WHAT IS ASKED: Gather the lines from the material that contain "Курской".

━━ DATASET ROWS ━━

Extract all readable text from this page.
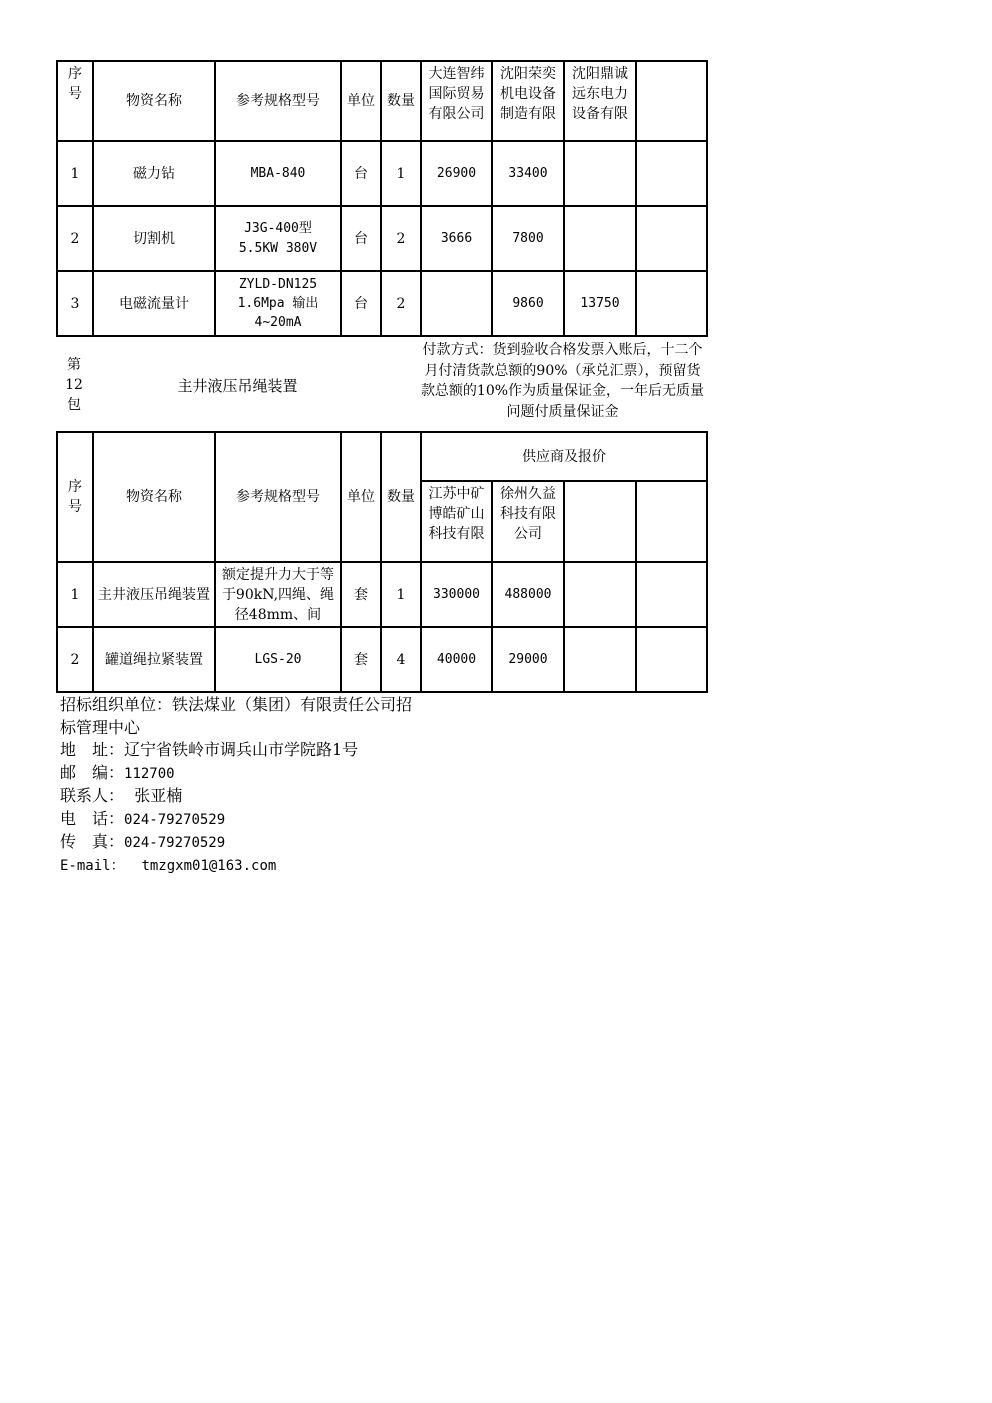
序号	物资名称	参考规格型号	单位	数量	大连智纬国际贸易有限公司	沈阳荣奕机电设备制造有限	沈阳鼎诚远东电力设备有限	

1	磁力钻	MBA-840	台	1	26900	33400		
2	切割机	J3G-400型 5.5KW 380V	台	2	3666	7800		
3	电磁流量计	ZYLD-DN125 1.6Mpa 输出4~20mA	台	2		9860	13750	
第12包
主井液压吊绳装置
付款方式：货到验收合格发票入账后，十二个月付清货款总额的90%（承兑汇票），预留货款总额的10%作为质量保证金，一年后无质量问题付质量保证金
序号	物资名称	参考规格型号	单位	数量	供应商及报价			

					江苏中矿博皓矿山科技有限	徐州久益科技有限公司		

1	主井液压吊绳装置	额定提升力大于等于90kN,四绳、绳径48mm、间	套	1	330000	488000		
2	罐道绳拉紧装置	LGS-20	套	4	40000	29000		
招标组织单位：铁法煤业（集团）有限责任公司招标管理中心
地　址：辽宁省铁岭市调兵山市学院路1号
邮　编：112700
联系人： 张亚楠
电　话：024-79270529
传　真：024-79270529
E-mail： tmzgxm01@163.com
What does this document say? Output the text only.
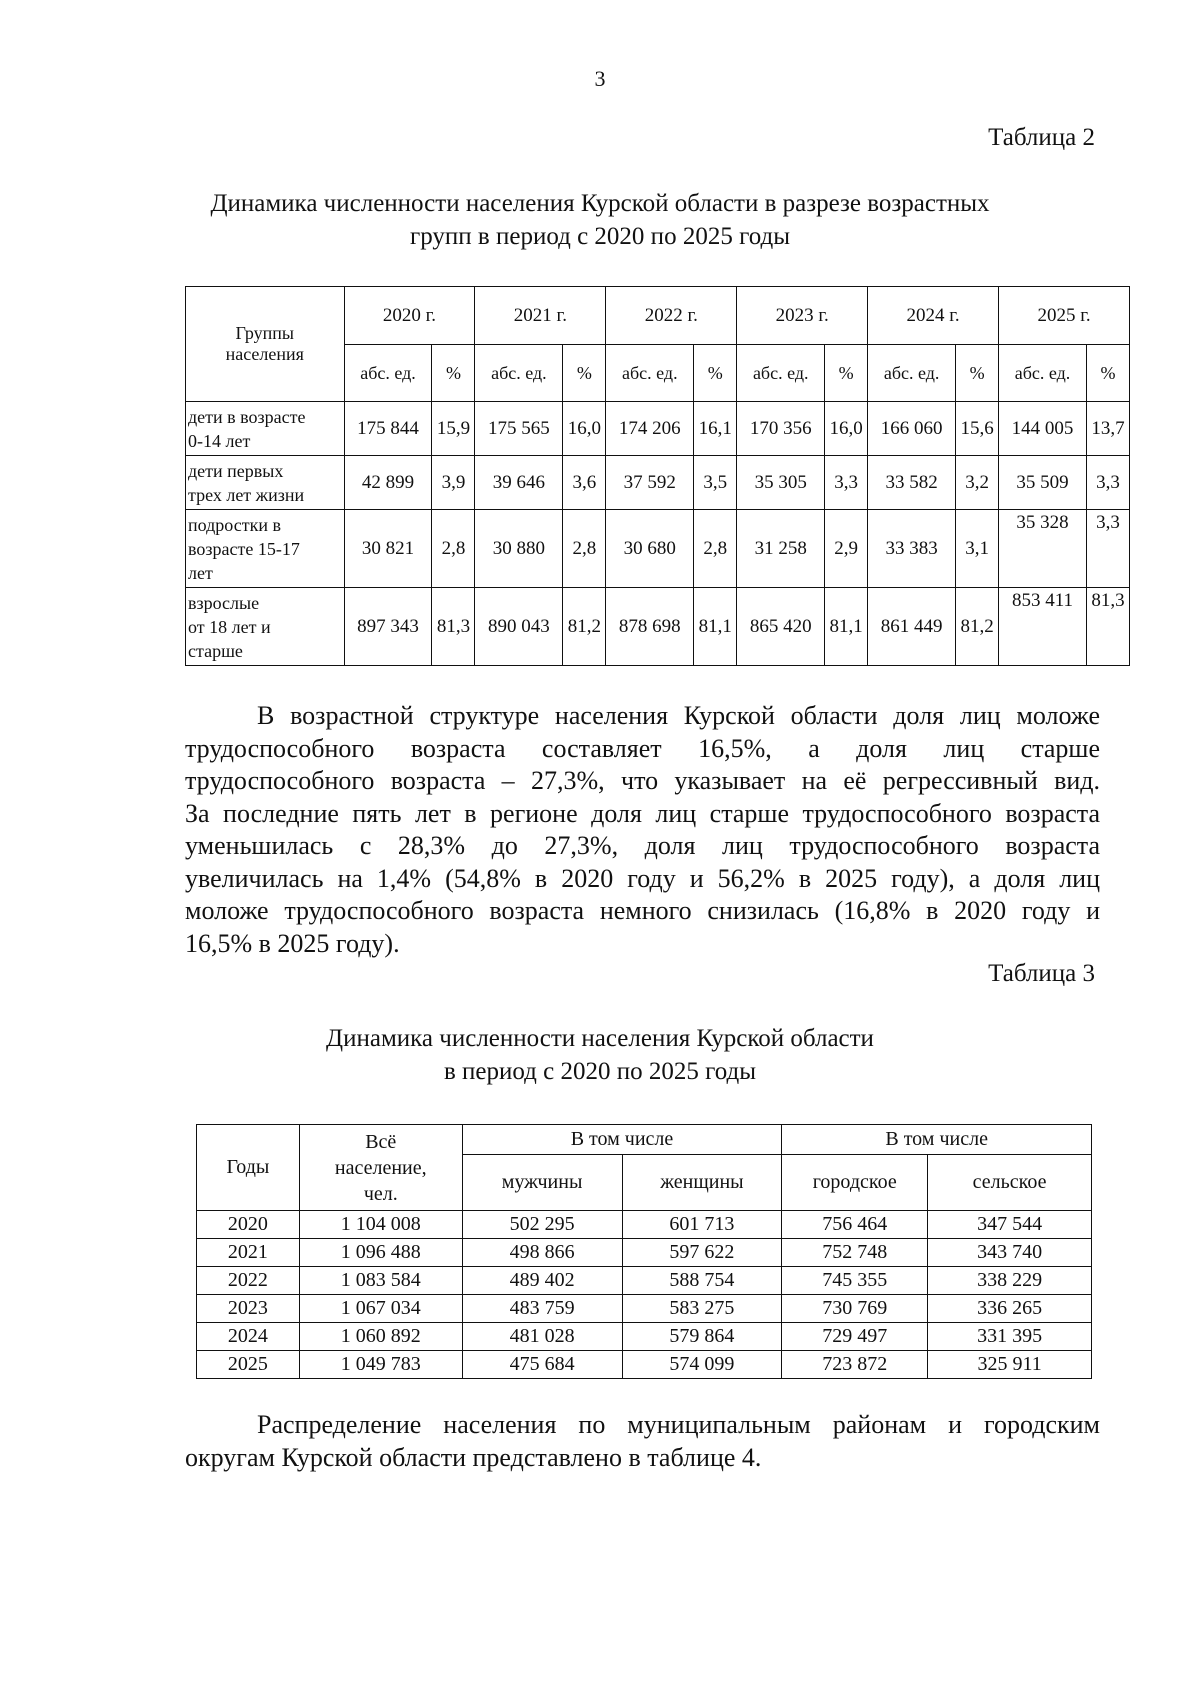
3
Таблица 2
Динамика численности населения Курской области в разрезе возрастных
групп в период с 2020 по 2025 годы
Группы
населения	2020 г.		2021 г.		2022 г.		2023 г.		2024 г.		2025 г.	
	абс. ед.	%	абс. ед.	%	абс. ед.	%	абс. ед.	%	абс. ед.	%	абс. ед.	%

дети в возрасте
0-14 лет	175 844	15,9	175 565	16,0	174 206	16,1	170 356	16,0	166 060	15,6	144 005	13,7

дети первых
трех лет жизни	42 899	3,9	39 646	3,6	37 592	3,5	35 305	3,3	33 582	3,2	35 509	3,3

подростки в
возрасте 15-17
лет	30 821	2,8	30 880	2,8	30 680	2,8	31 258	2,9	33 383	3,1	35 328	3,3

взрослые
от 18 лет и
старше	897 343	81,3	890 043	81,2	878 698	81,1	865 420	81,1	861 449	81,2	853 411	81,3
В возрастной структуре населения Курской области доля лиц моложе
трудоспособного возраста составляет 16,5%, а доля лиц старше
трудоспособного возраста – 27,3%, что указывает на её регрессивный вид.
За последние пять лет в регионе доля лиц старше трудоспособного возраста
уменьшилась с 28,3% до 27,3%, доля лиц трудоспособного возраста
увеличилась на 1,4% (54,8% в 2020 году и 56,2% в 2025 году), а доля лиц
моложе трудоспособного возраста немного снизилась (16,8% в 2020 году и
16,5% в 2025 году).
Таблица 3
Динамика численности населения Курской области
в период с 2020 по 2025 годы
Годы	Всё
население,
чел.	В том числе		В том числе	
		мужчины	женщины	городское	сельское
2020	1 104 008	502 295	601 713	756 464	347 544
2021	1 096 488	498 866	597 622	752 748	343 740
2022	1 083 584	489 402	588 754	745 355	338 229
2023	1 067 034	483 759	583 275	730 769	336 265
2024	1 060 892	481 028	579 864	729 497	331 395
2025	1 049 783	475 684	574 099	723 872	325 911
Распределение населения по муниципальным районам и городским
округам Курской области представлено в таблице 4.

━━━

FINISHED EXERCISE:
Динамика численности населения Курской области в разрезе возрастных
В возрастной структуре населения Курской области доля лиц моложе
Динамика численности населения Курской области
округам Курской области представлено в таблице 4.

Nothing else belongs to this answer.